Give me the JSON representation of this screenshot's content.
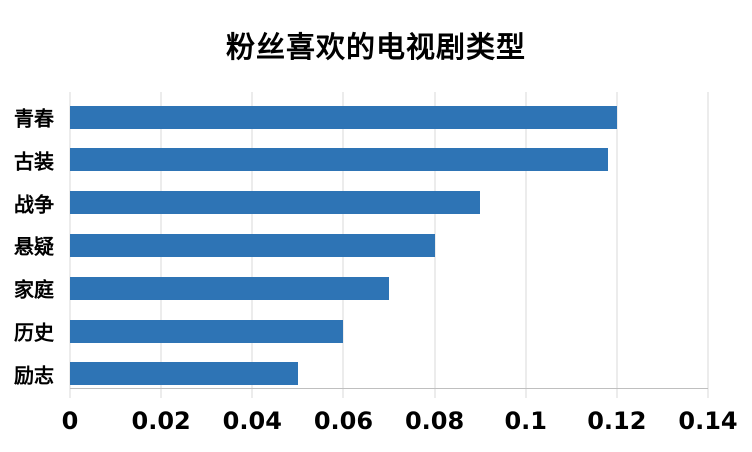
{
  "title": "粉丝喜欢的电视剧类型",
  "colors": {
    "bar": "#2e74b5",
    "gridline": "#d9d9d9",
    "axis_line": "#bfbfbf",
    "text": "#000000",
    "background": "#ffffff"
  },
  "chart_data": {
    "type": "bar",
    "orientation": "horizontal",
    "title": "粉丝喜欢的电视剧类型",
    "categories": [
      "青春",
      "古装",
      "战争",
      "悬疑",
      "家庭",
      "历史",
      "励志"
    ],
    "values": [
      0.12,
      0.118,
      0.09,
      0.08,
      0.07,
      0.06,
      0.05
    ],
    "xlabel": "",
    "ylabel": "",
    "xlim": [
      0,
      0.14
    ],
    "x_ticks": [
      0,
      0.02,
      0.04,
      0.06,
      0.08,
      0.1,
      0.12,
      0.14
    ],
    "x_tick_labels": [
      "0",
      "0.02",
      "0.04",
      "0.06",
      "0.08",
      "0.1",
      "0.12",
      "0.14"
    ],
    "grid": true,
    "legend": false
  }
}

# Brief:
Output a faithful copy of the data, with each picture left out.

# Solution:
Give me the JSON representation of this screenshot's content.
{
  "title": "粉丝喜欢的电视剧类型",
  "colors": {
    "bar": "#2e74b5",
    "gridline": "#d9d9d9",
    "axis_line": "#bfbfbf",
    "text": "#000000",
    "background": "#ffffff"
  },
  "chart_data": {
    "type": "bar",
    "orientation": "horizontal",
    "title": "粉丝喜欢的电视剧类型",
    "categories": [
      "青春",
      "古装",
      "战争",
      "悬疑",
      "家庭",
      "历史",
      "励志"
    ],
    "values": [
      0.12,
      0.118,
      0.09,
      0.08,
      0.07,
      0.06,
      0.05
    ],
    "xlabel": "",
    "ylabel": "",
    "xlim": [
      0,
      0.14
    ],
    "x_ticks": [
      0,
      0.02,
      0.04,
      0.06,
      0.08,
      0.1,
      0.12,
      0.14
    ],
    "x_tick_labels": [
      "0",
      "0.02",
      "0.04",
      "0.06",
      "0.08",
      "0.1",
      "0.12",
      "0.14"
    ],
    "grid": true,
    "legend": false
  }
}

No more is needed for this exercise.